● **Ejercicios**
(A) Responde, por favor, estas preguntas sobre la reflexión acerca de la fe:
(i) ¿Qué pasaje del Evangelio de Marcos aparece entre las lecturas del día?
(ii) Según la reflexión, ¿a qué se parece el que duda?
(iii) ¿Quién comenzó a caminar en esa clase de agua y después se hundió?
(B) Prosigue la reflexión acerca de la fe a partir del punto en que termina.

● **Texto seleccionado**
============

Reflexión de la Buena Nueva

Lunes de la Sexta Semana del Tiempo Ordinario

12 de mayo, 2008

 

Lecturas del Día:

Santiago 1:1-11

Salmo 119:67-68, 71-72, 75-77a

Marcos 8:11-13

 

Estables en la fe

 

La primera lectura de hoy es un buen resumen de cómo manejar la adversidad como cristianos que somos.  La advertencia acerca de los peligros de la duda es muy importante: "Pregunta en fe, no dudando, por que el que duda es como una ola del mar que es conducida y es lanzada por el viento".  Tales olas son sinuosas e irregulares.  Uno nunca sabe cuál nos inundará.  Es la clase de agua en la que Pedro comenzó a caminar y en la que después se hundió.

 

Cuándo nosotros dudamos del amor de Dios o de su deseo de intervenir en nuestras dificultades, somos de doble mentalidad.  Creemos, y no creemos, confiamos, y no confiamos, tenemos esperanza, y no tenemos esperanza.  El tener dos mentes nos hace muy inestables y pronto caemos. ¡No debemos suponer que recibiremos algo del Señor; aunque él nos lo da, no nos damos cuenta! Todo lo que vemos son las olas.

 

¿Qué desafía la constancia de tú fe? ¿Qué te avienta como las olas y te conduce como el viento?

============

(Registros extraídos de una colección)
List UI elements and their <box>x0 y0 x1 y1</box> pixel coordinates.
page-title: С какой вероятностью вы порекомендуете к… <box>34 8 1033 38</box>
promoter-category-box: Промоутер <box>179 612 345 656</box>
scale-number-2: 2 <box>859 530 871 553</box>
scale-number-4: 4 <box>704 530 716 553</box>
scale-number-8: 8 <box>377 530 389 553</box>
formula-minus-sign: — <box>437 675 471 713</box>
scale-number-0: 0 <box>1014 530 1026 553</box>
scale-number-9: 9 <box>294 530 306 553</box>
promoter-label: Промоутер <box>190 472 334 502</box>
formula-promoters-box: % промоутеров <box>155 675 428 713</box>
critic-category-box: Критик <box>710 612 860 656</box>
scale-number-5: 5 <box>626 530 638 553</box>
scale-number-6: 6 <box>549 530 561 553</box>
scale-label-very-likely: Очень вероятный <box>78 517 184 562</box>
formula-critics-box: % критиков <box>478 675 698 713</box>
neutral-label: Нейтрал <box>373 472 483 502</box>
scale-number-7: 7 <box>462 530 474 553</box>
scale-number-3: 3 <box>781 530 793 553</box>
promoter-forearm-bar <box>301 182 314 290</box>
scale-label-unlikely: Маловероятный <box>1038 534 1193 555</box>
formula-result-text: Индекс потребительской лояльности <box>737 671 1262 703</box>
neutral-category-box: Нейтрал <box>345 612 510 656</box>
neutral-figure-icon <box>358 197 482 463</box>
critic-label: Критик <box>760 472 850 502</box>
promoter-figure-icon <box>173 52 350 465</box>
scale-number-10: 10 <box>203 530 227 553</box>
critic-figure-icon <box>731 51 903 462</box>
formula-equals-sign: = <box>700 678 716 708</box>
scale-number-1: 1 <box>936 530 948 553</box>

============

● **Respuestas por punto**
(A)
(i) Marcos 8:11-13.
(ii) A una ola del mar que es conducida y lanzada por el viento.
(iii) Pedro.

(B)
Probablemente tu respuesta es la misma que la mía: LAS  PERSONAS.  Sí, esas personas que parecen estar en nuestra cara solo para socavar nuestra alegría, esas personas que son difíciles de tratar, esas personas que nos critican o nos ridiculizan, y esas personas que están en el camino de la destrucción y nos preocupamos por ellos y tratamos de ayudarlos pero no se detienen a buscar la curación y la paz de Dios.

 

Esas personas que causan los varios problemas por los que estamos pasando — ellos desafían nuestra paciencia, nuestra capacidad de amar incondicionalmente, nuestra rapidez para perdonar, nuestra resistencia, nuestro optimismo, etc.  Es decir, ellos desafían la constancia de nuestra fe.  Entre más vulnerables somos a estos desafíos, más fácilmente nuestra fe es sacudida por dudas y otras fuerzas destructivas.

 

¿Pero son estas personas las culpables realmente?  No, nosotros sólo podemos culparnos a nosotros mismos, porque nosotros somos responsables de cómo reaccionamos a los problemas.  Los demás quizás limiten los resultados posibles de los problemas, pero no debemos permitir que ellos controlen nuestra fe, también.  Nuestra respuesta es siempre nuestra elección, y si fallamos en tomar la propiedad de esto, nosotros permitimos que los demás nos sacudan por todos lados como olas arrolladoras en el mar, y permitimos que su conducta nos haga dudar de la bondad de Dios y de su amor y su deseo de ayudarnos.

 

Santiago dice que debemos de alegrarnos por nuestras dificultades.  Esta alegría aparentemente imposible viene de saber que nadie puede controlar nuestra fe más que nosotros; es nuestra y solo Dios tiene acceso a ella.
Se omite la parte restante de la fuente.